* [WRITTEN EXERCISE] Return the listing below unchanged, minus its pictures.

* [Dataset entries on figures]

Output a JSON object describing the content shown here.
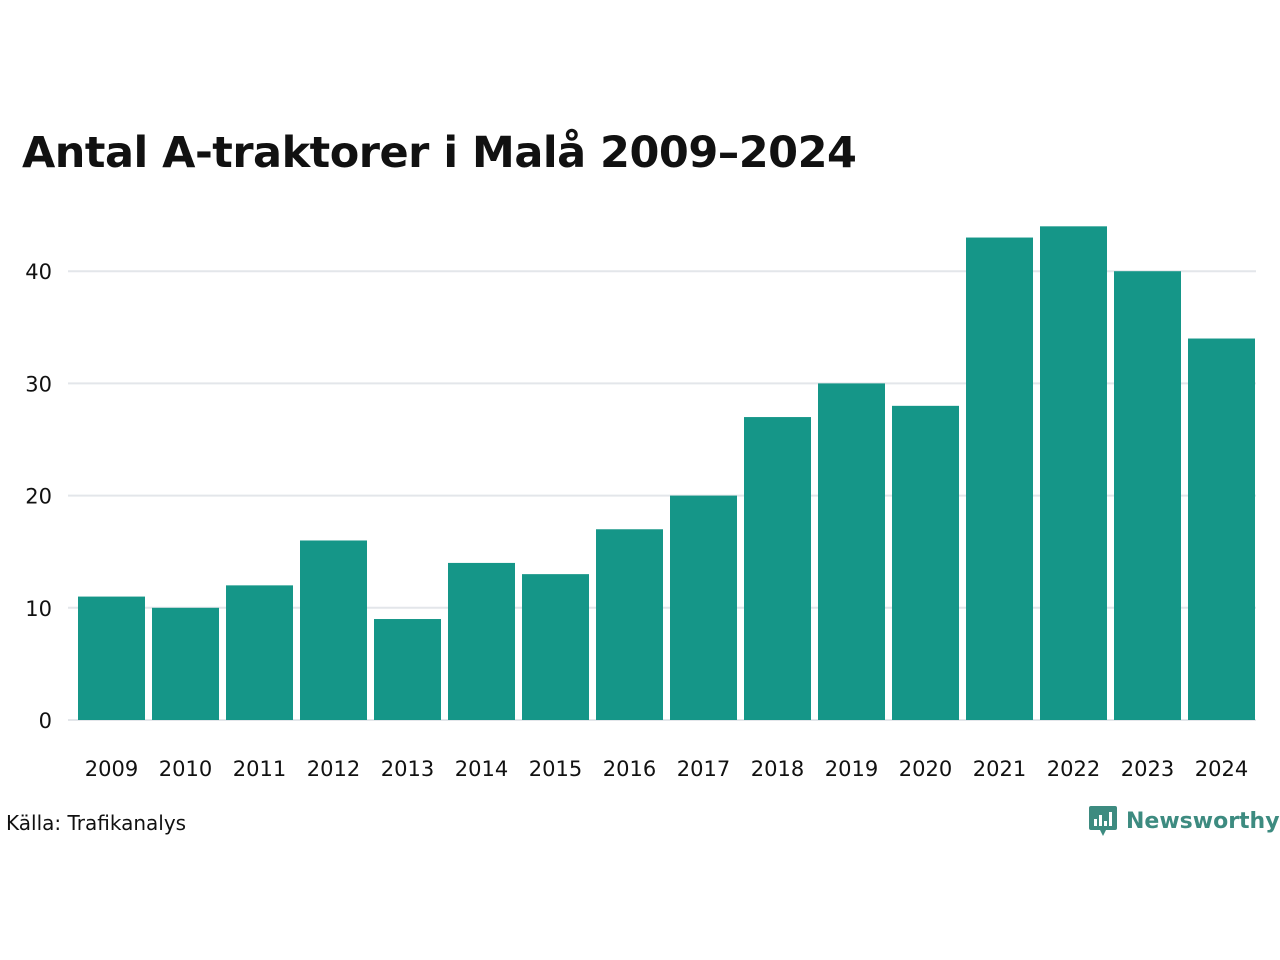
{
  "title": "Antal A-traktorer i Malå 2009–2024",
  "source": "Källa: Trafikanalys",
  "brand": {
    "name": "Newsworthy",
    "icon": "newsworthy-chart-bubble-icon"
  },
  "colors": {
    "bar": "#159688",
    "grid": "#e3e6ea",
    "brand": "#3d8b80",
    "text": "#111111"
  },
  "chart_data": {
    "type": "bar",
    "categories": [
      "2009",
      "2010",
      "2011",
      "2012",
      "2013",
      "2014",
      "2015",
      "2016",
      "2017",
      "2018",
      "2019",
      "2020",
      "2021",
      "2022",
      "2023",
      "2024"
    ],
    "values": [
      11,
      10,
      12,
      16,
      9,
      14,
      13,
      17,
      20,
      27,
      30,
      28,
      43,
      44,
      40,
      34
    ],
    "yticks": [
      0,
      10,
      20,
      30,
      40
    ],
    "ylim": [
      0,
      45
    ],
    "grid": true,
    "legend": "none"
  }
}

* [RESPONSE TO THIS TASK]
Output a JSON object describing the content shown here.
{
  "title": "Antal A-traktorer i Malå 2009–2024",
  "source": "Källa: Trafikanalys",
  "brand": {
    "name": "Newsworthy",
    "icon": "newsworthy-chart-bubble-icon"
  },
  "colors": {
    "bar": "#159688",
    "grid": "#e3e6ea",
    "brand": "#3d8b80",
    "text": "#111111"
  },
  "chart_data": {
    "type": "bar",
    "categories": [
      "2009",
      "2010",
      "2011",
      "2012",
      "2013",
      "2014",
      "2015",
      "2016",
      "2017",
      "2018",
      "2019",
      "2020",
      "2021",
      "2022",
      "2023",
      "2024"
    ],
    "values": [
      11,
      10,
      12,
      16,
      9,
      14,
      13,
      17,
      20,
      27,
      30,
      28,
      43,
      44,
      40,
      34
    ],
    "yticks": [
      0,
      10,
      20,
      30,
      40
    ],
    "ylim": [
      0,
      45
    ],
    "grid": true,
    "legend": "none"
  }
}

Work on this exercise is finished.